Data records
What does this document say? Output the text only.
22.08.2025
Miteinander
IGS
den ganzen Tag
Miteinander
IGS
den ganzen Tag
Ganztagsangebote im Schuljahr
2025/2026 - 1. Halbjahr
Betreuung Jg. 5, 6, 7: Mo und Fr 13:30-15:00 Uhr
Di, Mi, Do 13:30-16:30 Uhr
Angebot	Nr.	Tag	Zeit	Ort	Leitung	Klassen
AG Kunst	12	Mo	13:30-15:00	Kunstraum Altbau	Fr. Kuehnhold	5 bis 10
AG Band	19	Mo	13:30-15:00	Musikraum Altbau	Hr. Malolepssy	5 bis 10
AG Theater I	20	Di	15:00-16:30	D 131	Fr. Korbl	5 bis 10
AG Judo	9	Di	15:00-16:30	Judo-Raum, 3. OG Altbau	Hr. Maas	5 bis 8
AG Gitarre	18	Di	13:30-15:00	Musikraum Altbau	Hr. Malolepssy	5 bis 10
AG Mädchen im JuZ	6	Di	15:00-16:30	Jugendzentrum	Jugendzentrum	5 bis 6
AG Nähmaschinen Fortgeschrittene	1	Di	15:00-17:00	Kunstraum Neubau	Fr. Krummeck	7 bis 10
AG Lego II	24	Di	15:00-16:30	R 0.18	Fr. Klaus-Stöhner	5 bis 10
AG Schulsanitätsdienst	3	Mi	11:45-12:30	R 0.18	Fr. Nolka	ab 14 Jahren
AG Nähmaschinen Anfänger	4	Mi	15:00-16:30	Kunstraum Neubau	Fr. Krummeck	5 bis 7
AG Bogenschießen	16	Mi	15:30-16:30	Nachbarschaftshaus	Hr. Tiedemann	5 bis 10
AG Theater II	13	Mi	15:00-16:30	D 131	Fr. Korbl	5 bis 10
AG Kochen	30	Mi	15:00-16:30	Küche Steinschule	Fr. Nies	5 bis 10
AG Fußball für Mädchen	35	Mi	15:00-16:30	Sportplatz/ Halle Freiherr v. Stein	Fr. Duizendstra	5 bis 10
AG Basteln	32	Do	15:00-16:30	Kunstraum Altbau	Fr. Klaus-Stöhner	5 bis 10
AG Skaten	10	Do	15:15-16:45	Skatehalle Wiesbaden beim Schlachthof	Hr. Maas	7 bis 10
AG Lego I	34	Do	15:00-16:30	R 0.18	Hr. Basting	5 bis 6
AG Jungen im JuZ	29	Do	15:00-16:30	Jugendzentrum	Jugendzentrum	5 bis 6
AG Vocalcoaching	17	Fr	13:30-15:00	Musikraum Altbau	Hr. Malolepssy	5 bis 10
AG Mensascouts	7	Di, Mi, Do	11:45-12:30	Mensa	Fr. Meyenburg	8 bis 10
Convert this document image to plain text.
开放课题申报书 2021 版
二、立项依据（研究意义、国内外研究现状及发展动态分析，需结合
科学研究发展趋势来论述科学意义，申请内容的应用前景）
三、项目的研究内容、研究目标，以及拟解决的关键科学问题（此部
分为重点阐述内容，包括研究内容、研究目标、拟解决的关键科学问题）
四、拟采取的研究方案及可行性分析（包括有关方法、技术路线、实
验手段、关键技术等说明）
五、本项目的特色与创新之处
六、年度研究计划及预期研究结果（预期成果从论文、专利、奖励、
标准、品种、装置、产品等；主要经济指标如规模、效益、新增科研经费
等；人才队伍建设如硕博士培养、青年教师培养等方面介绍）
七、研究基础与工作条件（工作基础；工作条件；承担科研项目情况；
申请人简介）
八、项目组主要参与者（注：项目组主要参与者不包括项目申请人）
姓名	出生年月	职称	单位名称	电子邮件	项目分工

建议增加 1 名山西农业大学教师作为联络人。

BRIEF | Repeat the records above exactly, leaving none out.

TASK OUTPUT |
What does this document say? Output the text only.
22.08.2025
Miteinander
IGS
den ganzen Tag
Miteinander
IGS
den ganzen Tag
Ganztagsangebote im Schuljahr
2025/2026 - 1. Halbjahr
Betreuung Jg. 5, 6, 7: Mo und Fr 13:30-15:00 Uhr
Di, Mi, Do 13:30-16:30 Uhr
Angebot	Nr.	Tag	Zeit	Ort	Leitung	Klassen
AG Kunst	12	Mo	13:30-15:00	Kunstraum Altbau	Fr. Kuehnhold	5 bis 10
AG Band	19	Mo	13:30-15:00	Musikraum Altbau	Hr. Malolepssy	5 bis 10
AG Theater I	20	Di	15:00-16:30	D 131	Fr. Korbl	5 bis 10
AG Judo	9	Di	15:00-16:30	Judo-Raum, 3. OG Altbau	Hr. Maas	5 bis 8
AG Gitarre	18	Di	13:30-15:00	Musikraum Altbau	Hr. Malolepssy	5 bis 10
AG Mädchen im JuZ	6	Di	15:00-16:30	Jugendzentrum	Jugendzentrum	5 bis 6
AG Nähmaschinen Fortgeschrittene	1	Di	15:00-17:00	Kunstraum Neubau	Fr. Krummeck	7 bis 10
AG Lego II	24	Di	15:00-16:30	R 0.18	Fr. Klaus-Stöhner	5 bis 10
AG Schulsanitätsdienst	3	Mi	11:45-12:30	R 0.18	Fr. Nolka	ab 14 Jahren
AG Nähmaschinen Anfänger	4	Mi	15:00-16:30	Kunstraum Neubau	Fr. Krummeck	5 bis 7
AG Bogenschießen	16	Mi	15:30-16:30	Nachbarschaftshaus	Hr. Tiedemann	5 bis 10
AG Theater II	13	Mi	15:00-16:30	D 131	Fr. Korbl	5 bis 10
AG Kochen	30	Mi	15:00-16:30	Küche Steinschule	Fr. Nies	5 bis 10
AG Fußball für Mädchen	35	Mi	15:00-16:30	Sportplatz/ Halle Freiherr v. Stein	Fr. Duizendstra	5 bis 10
AG Basteln	32	Do	15:00-16:30	Kunstraum Altbau	Fr. Klaus-Stöhner	5 bis 10
AG Skaten	10	Do	15:15-16:45	Skatehalle Wiesbaden beim Schlachthof	Hr. Maas	7 bis 10
AG Lego I	34	Do	15:00-16:30	R 0.18	Hr. Basting	5 bis 6
AG Jungen im JuZ	29	Do	15:00-16:30	Jugendzentrum	Jugendzentrum	5 bis 6
AG Vocalcoaching	17	Fr	13:30-15:00	Musikraum Altbau	Hr. Malolepssy	5 bis 10
AG Mensascouts	7	Di, Mi, Do	11:45-12:30	Mensa	Fr. Meyenburg	8 bis 10
Convert this document image to plain text.
开放课题申报书 2021 版
二、立项依据（研究意义、国内外研究现状及发展动态分析，需结合
科学研究发展趋势来论述科学意义，申请内容的应用前景）
三、项目的研究内容、研究目标，以及拟解决的关键科学问题（此部
分为重点阐述内容，包括研究内容、研究目标、拟解决的关键科学问题）
四、拟采取的研究方案及可行性分析（包括有关方法、技术路线、实
验手段、关键技术等说明）
五、本项目的特色与创新之处
六、年度研究计划及预期研究结果（预期成果从论文、专利、奖励、
标准、品种、装置、产品等；主要经济指标如规模、效益、新增科研经费
等；人才队伍建设如硕博士培养、青年教师培养等方面介绍）
七、研究基础与工作条件（工作基础；工作条件；承担科研项目情况；
申请人简介）
八、项目组主要参与者（注：项目组主要参与者不包括项目申请人）
姓名	出生年月	职称	单位名称	电子邮件	项目分工

建议增加 1 名山西农业大学教师作为联络人。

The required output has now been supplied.